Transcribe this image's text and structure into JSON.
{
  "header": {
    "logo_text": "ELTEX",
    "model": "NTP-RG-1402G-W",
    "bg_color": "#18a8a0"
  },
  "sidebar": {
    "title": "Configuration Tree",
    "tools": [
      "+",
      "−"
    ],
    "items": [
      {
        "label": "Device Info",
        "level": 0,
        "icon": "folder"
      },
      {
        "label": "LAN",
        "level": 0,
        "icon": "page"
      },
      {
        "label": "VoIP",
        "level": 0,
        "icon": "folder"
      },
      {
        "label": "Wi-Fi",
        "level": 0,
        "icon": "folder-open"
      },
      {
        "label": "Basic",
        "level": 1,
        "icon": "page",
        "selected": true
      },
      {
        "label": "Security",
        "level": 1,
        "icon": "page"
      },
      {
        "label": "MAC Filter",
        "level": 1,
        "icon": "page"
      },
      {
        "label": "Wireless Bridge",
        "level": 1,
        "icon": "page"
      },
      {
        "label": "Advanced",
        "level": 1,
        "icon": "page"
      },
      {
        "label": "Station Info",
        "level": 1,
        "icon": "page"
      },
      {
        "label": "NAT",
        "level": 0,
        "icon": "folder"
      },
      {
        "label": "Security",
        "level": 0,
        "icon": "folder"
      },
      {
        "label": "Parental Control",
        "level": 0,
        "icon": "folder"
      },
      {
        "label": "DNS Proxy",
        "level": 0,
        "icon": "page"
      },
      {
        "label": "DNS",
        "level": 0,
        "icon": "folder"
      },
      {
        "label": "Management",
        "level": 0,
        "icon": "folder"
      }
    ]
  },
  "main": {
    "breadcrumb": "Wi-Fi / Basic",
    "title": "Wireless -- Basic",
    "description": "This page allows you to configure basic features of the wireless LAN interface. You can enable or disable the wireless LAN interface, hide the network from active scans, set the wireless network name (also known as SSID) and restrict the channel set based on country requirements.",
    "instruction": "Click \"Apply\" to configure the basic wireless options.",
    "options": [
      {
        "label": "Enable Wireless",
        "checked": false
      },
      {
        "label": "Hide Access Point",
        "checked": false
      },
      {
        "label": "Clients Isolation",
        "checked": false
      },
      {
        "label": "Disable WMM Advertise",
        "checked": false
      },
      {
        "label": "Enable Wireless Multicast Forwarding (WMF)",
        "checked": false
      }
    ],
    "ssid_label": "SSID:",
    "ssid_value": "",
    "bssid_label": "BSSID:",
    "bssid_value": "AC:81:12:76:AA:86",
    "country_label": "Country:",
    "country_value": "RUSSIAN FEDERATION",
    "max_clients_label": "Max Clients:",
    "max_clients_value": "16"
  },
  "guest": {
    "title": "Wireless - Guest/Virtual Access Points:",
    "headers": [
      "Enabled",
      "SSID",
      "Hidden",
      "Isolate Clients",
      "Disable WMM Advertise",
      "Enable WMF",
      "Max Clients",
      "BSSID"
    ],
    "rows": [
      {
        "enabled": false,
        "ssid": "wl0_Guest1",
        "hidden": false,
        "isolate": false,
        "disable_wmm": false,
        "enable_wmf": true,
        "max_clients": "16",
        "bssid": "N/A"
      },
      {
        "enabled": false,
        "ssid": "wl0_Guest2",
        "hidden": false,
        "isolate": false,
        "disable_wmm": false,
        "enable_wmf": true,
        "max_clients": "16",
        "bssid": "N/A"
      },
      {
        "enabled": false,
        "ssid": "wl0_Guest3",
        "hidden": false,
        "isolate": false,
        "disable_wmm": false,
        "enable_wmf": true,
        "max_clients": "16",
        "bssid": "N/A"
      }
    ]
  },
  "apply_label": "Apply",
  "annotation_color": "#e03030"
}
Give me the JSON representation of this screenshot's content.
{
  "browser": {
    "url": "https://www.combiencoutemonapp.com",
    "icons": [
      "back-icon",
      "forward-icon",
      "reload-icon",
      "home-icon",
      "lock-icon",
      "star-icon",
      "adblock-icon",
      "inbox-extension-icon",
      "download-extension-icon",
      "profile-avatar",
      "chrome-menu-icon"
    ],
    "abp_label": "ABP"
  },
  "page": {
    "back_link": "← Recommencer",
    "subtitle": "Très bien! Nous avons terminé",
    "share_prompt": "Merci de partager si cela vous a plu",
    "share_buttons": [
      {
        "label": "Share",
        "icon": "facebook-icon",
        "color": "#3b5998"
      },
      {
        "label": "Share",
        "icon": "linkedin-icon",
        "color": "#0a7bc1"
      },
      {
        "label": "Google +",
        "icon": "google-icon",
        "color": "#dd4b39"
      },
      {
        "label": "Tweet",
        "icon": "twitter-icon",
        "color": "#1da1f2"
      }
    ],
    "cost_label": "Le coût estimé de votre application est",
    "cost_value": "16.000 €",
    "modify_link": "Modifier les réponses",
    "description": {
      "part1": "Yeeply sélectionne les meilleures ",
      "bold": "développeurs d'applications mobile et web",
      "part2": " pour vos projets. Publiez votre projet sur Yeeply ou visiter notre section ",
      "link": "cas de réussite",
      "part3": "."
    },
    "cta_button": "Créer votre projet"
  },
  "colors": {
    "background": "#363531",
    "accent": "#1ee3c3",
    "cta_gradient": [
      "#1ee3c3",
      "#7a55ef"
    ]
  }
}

To be done =>
Find and copy every line in the entries above where the string "description" occurs.

Solution for this task =>
    "description": "This page allows you to configure basic features of the wireless LAN interface. You can enable or disable the wireless LAN interface, hide the network from active scans, set the wireless network name (also known as SSID) and restrict the channel set based on country requirements.",
    "description": {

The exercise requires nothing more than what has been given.